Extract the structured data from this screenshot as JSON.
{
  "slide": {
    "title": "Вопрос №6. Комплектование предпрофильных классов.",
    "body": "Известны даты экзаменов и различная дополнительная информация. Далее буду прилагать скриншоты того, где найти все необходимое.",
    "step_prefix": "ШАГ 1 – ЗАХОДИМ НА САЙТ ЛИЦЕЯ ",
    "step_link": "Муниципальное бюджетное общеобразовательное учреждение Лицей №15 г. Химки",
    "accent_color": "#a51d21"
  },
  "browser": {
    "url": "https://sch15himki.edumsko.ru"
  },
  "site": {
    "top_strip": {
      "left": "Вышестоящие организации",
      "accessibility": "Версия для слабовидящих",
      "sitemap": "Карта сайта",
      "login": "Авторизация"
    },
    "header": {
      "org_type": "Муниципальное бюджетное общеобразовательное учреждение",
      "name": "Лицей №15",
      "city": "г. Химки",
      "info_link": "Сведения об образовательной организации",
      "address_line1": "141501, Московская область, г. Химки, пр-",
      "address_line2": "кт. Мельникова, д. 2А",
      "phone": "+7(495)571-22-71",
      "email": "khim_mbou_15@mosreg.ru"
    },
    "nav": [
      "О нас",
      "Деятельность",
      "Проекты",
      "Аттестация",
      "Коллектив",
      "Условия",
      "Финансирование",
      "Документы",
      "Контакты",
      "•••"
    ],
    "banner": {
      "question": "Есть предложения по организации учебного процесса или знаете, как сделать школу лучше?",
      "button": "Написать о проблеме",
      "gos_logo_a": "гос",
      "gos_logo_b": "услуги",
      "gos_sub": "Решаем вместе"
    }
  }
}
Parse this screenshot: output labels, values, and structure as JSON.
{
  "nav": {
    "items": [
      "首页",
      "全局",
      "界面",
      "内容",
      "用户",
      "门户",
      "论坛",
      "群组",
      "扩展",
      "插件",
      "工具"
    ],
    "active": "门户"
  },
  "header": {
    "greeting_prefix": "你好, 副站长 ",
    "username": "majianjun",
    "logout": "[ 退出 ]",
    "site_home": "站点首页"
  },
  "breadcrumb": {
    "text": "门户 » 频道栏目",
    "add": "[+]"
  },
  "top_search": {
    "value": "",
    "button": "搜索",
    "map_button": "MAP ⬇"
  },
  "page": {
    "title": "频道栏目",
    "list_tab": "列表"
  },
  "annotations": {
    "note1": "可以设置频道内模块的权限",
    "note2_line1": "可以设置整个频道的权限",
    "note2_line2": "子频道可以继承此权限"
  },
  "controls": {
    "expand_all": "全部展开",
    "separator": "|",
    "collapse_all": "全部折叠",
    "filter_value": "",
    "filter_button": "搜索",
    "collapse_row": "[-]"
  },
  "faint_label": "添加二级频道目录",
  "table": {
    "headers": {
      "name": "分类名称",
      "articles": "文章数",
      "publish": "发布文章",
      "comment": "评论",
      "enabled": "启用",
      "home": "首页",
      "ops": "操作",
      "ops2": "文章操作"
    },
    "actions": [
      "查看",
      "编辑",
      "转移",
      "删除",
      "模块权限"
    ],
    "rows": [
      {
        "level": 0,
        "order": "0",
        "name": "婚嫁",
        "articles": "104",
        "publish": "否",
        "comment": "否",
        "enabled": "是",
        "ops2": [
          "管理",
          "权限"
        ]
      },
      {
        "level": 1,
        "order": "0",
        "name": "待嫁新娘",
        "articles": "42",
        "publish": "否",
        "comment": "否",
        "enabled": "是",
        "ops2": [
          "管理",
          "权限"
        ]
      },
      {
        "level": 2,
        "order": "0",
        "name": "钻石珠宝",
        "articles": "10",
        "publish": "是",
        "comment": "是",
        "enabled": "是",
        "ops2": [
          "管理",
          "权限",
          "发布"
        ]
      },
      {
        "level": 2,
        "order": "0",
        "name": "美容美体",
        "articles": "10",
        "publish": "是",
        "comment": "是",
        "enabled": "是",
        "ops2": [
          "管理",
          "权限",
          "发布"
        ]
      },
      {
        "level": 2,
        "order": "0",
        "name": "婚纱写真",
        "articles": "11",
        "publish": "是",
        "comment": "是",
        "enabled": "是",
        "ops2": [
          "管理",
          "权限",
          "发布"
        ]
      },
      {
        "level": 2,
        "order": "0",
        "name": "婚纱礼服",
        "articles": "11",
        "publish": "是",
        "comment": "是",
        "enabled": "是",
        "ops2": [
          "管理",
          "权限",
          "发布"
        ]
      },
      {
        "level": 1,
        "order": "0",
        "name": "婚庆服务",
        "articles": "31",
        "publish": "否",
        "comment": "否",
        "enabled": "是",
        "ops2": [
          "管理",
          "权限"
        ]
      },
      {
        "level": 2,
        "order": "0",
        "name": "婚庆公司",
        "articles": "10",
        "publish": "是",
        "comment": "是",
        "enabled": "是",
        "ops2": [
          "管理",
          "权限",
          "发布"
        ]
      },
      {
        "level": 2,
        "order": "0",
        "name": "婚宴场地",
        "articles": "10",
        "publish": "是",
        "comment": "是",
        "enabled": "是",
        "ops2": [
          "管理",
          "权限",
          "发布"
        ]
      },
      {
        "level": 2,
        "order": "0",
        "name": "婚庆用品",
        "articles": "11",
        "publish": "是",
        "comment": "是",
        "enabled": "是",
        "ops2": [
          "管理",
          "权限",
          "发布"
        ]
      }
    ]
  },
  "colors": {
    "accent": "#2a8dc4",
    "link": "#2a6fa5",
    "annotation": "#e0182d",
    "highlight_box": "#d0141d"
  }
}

────

__TASK OBJECTIVE__
Print back all the lines verbatim.

__FULL ANSWER__
Extract the structured data from this screenshot as JSON.
{
  "slide": {
    "title": "Вопрос №6. Комплектование предпрофильных классов.",
    "body": "Известны даты экзаменов и различная дополнительная информация. Далее буду прилагать скриншоты того, где найти все необходимое.",
    "step_prefix": "ШАГ 1 – ЗАХОДИМ НА САЙТ ЛИЦЕЯ ",
    "step_link": "Муниципальное бюджетное общеобразовательное учреждение Лицей №15 г. Химки",
    "accent_color": "#a51d21"
  },
  "browser": {
    "url": "https://sch15himki.edumsko.ru"
  },
  "site": {
    "top_strip": {
      "left": "Вышестоящие организации",
      "accessibility": "Версия для слабовидящих",
      "sitemap": "Карта сайта",
      "login": "Авторизация"
    },
    "header": {
      "org_type": "Муниципальное бюджетное общеобразовательное учреждение",
      "name": "Лицей №15",
      "city": "г. Химки",
      "info_link": "Сведения об образовательной организации",
      "address_line1": "141501, Московская область, г. Химки, пр-",
      "address_line2": "кт. Мельникова, д. 2А",
      "phone": "+7(495)571-22-71",
      "email": "khim_mbou_15@mosreg.ru"
    },
    "nav": [
      "О нас",
      "Деятельность",
      "Проекты",
      "Аттестация",
      "Коллектив",
      "Условия",
      "Финансирование",
      "Документы",
      "Контакты",
      "•••"
    ],
    "banner": {
      "question": "Есть предложения по организации учебного процесса или знаете, как сделать школу лучше?",
      "button": "Написать о проблеме",
      "gos_logo_a": "гос",
      "gos_logo_b": "услуги",
      "gos_sub": "Решаем вместе"
    }
  }
}
Parse this screenshot: output labels, values, and structure as JSON.
{
  "nav": {
    "items": [
      "首页",
      "全局",
      "界面",
      "内容",
      "用户",
      "门户",
      "论坛",
      "群组",
      "扩展",
      "插件",
      "工具"
    ],
    "active": "门户"
  },
  "header": {
    "greeting_prefix": "你好, 副站长 ",
    "username": "majianjun",
    "logout": "[ 退出 ]",
    "site_home": "站点首页"
  },
  "breadcrumb": {
    "text": "门户 » 频道栏目",
    "add": "[+]"
  },
  "top_search": {
    "value": "",
    "button": "搜索",
    "map_button": "MAP ⬇"
  },
  "page": {
    "title": "频道栏目",
    "list_tab": "列表"
  },
  "annotations": {
    "note1": "可以设置频道内模块的权限",
    "note2_line1": "可以设置整个频道的权限",
    "note2_line2": "子频道可以继承此权限"
  },
  "controls": {
    "expand_all": "全部展开",
    "separator": "|",
    "collapse_all": "全部折叠",
    "filter_value": "",
    "filter_button": "搜索",
    "collapse_row": "[-]"
  },
  "faint_label": "添加二级频道目录",
  "table": {
    "headers": {
      "name": "分类名称",
      "articles": "文章数",
      "publish": "发布文章",
      "comment": "评论",
      "enabled": "启用",
      "home": "首页",
      "ops": "操作",
      "ops2": "文章操作"
    },
    "actions": [
      "查看",
      "编辑",
      "转移",
      "删除",
      "模块权限"
    ],
    "rows": [
      {
        "level": 0,
        "order": "0",
        "name": "婚嫁",
        "articles": "104",
        "publish": "否",
        "comment": "否",
        "enabled": "是",
        "ops2": [
          "管理",
          "权限"
        ]
      },
      {
        "level": 1,
        "order": "0",
        "name": "待嫁新娘",
        "articles": "42",
        "publish": "否",
        "comment": "否",
        "enabled": "是",
        "ops2": [
          "管理",
          "权限"
        ]
      },
      {
        "level": 2,
        "order": "0",
        "name": "钻石珠宝",
        "articles": "10",
        "publish": "是",
        "comment": "是",
        "enabled": "是",
        "ops2": [
          "管理",
          "权限",
          "发布"
        ]
      },
      {
        "level": 2,
        "order": "0",
        "name": "美容美体",
        "articles": "10",
        "publish": "是",
        "comment": "是",
        "enabled": "是",
        "ops2": [
          "管理",
          "权限",
          "发布"
        ]
      },
      {
        "level": 2,
        "order": "0",
        "name": "婚纱写真",
        "articles": "11",
        "publish": "是",
        "comment": "是",
        "enabled": "是",
        "ops2": [
          "管理",
          "权限",
          "发布"
        ]
      },
      {
        "level": 2,
        "order": "0",
        "name": "婚纱礼服",
        "articles": "11",
        "publish": "是",
        "comment": "是",
        "enabled": "是",
        "ops2": [
          "管理",
          "权限",
          "发布"
        ]
      },
      {
        "level": 1,
        "order": "0",
        "name": "婚庆服务",
        "articles": "31",
        "publish": "否",
        "comment": "否",
        "enabled": "是",
        "ops2": [
          "管理",
          "权限"
        ]
      },
      {
        "level": 2,
        "order": "0",
        "name": "婚庆公司",
        "articles": "10",
        "publish": "是",
        "comment": "是",
        "enabled": "是",
        "ops2": [
          "管理",
          "权限",
          "发布"
        ]
      },
      {
        "level": 2,
        "order": "0",
        "name": "婚宴场地",
        "articles": "10",
        "publish": "是",
        "comment": "是",
        "enabled": "是",
        "ops2": [
          "管理",
          "权限",
          "发布"
        ]
      },
      {
        "level": 2,
        "order": "0",
        "name": "婚庆用品",
        "articles": "11",
        "publish": "是",
        "comment": "是",
        "enabled": "是",
        "ops2": [
          "管理",
          "权限",
          "发布"
        ]
      }
    ]
  },
  "colors": {
    "accent": "#2a8dc4",
    "link": "#2a6fa5",
    "annotation": "#e0182d",
    "highlight_box": "#d0141d"
  }
}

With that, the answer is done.